• Problem description
Transcribe each of the records below exactly, excluding all pictures.

• Records for this task
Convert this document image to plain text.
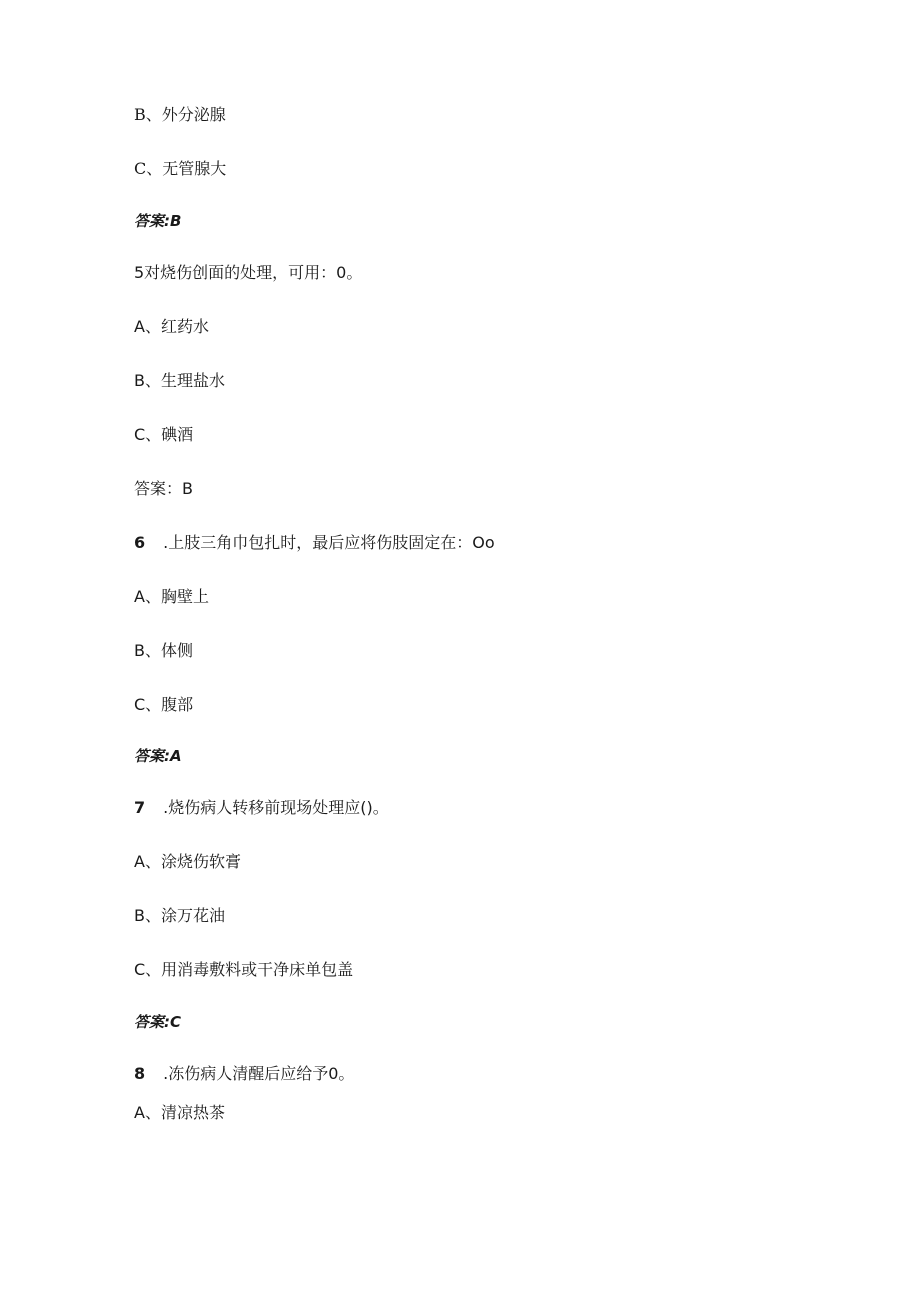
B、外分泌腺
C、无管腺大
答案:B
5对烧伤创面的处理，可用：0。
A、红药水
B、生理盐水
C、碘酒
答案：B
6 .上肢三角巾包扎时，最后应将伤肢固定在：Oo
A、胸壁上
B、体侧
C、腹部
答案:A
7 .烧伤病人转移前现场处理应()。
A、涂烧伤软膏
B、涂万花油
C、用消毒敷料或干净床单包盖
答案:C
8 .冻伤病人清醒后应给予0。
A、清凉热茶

• Result for this task
Convert this document image to plain text.
B、外分泌腺
C、无管腺大
答案:B
5对烧伤创面的处理，可用：0。
A、红药水
B、生理盐水
C、碘酒
答案：B
6 .上肢三角巾包扎时，最后应将伤肢固定在：Oo
A、胸壁上
B、体侧
C、腹部
答案:A
7 .烧伤病人转移前现场处理应()。
A、涂烧伤软膏
B、涂万花油
C、用消毒敷料或干净床单包盖
答案:C
8 .冻伤病人清醒后应给予0。
A、清凉热茶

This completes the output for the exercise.